- What you need to do: Take from the listing each line that has the string "Turbo".

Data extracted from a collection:
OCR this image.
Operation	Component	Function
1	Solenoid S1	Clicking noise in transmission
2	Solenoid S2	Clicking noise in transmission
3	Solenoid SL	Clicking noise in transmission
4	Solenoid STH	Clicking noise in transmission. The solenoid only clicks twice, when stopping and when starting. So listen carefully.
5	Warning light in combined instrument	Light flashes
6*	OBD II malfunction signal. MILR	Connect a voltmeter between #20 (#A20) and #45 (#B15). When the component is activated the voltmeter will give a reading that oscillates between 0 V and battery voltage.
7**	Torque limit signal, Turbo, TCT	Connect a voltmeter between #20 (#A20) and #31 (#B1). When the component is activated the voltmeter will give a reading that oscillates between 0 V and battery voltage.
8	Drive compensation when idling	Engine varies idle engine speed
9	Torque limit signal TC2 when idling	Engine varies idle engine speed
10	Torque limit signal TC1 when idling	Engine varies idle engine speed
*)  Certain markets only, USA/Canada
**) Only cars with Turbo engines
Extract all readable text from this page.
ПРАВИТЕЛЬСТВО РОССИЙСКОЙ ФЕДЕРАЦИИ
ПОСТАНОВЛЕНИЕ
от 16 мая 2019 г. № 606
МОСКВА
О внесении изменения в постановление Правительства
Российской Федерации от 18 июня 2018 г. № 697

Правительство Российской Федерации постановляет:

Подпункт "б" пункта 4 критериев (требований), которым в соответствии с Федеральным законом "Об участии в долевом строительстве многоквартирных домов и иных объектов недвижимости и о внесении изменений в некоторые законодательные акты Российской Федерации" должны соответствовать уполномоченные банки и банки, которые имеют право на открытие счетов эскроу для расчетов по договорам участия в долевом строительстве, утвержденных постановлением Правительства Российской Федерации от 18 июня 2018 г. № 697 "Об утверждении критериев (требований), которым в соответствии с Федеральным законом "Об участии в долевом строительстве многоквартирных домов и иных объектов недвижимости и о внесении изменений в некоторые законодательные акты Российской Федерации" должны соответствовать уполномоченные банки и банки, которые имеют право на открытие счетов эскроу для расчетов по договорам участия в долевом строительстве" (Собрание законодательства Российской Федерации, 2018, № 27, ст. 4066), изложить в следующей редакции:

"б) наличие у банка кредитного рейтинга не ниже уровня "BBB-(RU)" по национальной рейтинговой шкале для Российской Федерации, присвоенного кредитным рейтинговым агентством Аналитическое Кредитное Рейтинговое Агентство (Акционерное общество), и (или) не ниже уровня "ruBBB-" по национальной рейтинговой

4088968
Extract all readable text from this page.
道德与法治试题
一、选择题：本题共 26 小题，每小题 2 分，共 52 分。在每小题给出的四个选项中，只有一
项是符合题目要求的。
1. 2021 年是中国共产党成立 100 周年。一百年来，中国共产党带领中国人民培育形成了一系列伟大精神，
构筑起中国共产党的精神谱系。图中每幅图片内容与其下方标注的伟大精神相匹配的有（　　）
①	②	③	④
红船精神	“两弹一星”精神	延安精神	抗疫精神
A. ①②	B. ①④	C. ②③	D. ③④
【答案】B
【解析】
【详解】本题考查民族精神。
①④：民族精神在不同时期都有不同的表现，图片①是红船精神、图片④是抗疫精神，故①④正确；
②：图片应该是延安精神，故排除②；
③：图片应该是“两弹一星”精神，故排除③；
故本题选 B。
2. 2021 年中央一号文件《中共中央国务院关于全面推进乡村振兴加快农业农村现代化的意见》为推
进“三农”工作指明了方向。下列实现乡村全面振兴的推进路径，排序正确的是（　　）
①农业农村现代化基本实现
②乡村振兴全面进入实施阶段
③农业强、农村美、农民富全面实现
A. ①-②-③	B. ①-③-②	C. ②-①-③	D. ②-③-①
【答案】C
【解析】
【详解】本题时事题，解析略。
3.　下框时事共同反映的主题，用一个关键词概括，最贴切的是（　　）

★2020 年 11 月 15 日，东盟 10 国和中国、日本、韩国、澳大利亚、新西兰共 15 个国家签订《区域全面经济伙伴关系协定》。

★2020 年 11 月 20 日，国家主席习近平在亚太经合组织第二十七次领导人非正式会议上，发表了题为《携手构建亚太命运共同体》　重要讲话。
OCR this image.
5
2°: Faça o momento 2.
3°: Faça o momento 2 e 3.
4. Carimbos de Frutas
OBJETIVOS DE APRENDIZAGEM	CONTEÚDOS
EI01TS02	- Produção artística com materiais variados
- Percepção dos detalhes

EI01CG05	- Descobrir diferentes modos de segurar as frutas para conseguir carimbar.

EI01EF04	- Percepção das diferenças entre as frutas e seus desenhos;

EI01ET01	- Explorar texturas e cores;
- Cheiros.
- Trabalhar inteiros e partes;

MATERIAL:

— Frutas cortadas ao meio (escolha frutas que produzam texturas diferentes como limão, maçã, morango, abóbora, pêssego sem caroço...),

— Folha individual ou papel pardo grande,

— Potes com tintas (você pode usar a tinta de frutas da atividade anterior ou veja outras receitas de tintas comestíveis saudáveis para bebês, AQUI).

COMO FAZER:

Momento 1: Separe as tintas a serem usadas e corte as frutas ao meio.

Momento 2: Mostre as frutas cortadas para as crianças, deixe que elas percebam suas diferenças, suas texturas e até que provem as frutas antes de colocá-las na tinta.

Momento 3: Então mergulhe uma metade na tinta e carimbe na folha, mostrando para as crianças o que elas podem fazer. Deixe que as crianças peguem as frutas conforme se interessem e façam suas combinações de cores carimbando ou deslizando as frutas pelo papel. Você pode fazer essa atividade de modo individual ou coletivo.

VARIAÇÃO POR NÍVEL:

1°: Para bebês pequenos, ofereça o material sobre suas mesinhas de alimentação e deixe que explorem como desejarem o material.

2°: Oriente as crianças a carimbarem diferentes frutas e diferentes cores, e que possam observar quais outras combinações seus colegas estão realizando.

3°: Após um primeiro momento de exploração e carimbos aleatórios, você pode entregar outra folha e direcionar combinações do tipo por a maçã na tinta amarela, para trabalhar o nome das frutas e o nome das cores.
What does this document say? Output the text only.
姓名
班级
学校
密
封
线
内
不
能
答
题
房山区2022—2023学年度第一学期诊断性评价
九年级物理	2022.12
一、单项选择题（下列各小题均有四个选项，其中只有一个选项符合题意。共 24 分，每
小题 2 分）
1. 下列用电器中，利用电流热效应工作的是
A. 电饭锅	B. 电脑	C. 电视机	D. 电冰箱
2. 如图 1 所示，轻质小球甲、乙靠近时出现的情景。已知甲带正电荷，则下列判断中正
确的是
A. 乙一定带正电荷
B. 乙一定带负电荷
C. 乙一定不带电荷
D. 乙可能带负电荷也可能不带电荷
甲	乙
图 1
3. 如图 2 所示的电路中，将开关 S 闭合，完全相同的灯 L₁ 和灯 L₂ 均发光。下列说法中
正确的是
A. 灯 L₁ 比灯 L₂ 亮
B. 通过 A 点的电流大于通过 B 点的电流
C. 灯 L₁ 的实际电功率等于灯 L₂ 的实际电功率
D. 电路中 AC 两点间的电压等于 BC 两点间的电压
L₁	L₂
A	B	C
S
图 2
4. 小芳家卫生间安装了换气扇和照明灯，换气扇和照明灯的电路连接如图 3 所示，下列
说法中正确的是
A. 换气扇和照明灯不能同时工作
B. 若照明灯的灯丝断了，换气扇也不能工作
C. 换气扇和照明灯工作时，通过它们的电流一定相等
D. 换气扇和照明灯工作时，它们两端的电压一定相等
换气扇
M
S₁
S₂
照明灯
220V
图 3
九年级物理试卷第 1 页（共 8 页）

- Worked answer:
7**	Torque limit signal, Turbo, TCT	Connect a voltmeter between #20 (#A20) and #31 (#B1). When the component is activated the voltmeter will give a reading that oscillates between 0 V and battery voltage.
**) Only cars with Turbo engines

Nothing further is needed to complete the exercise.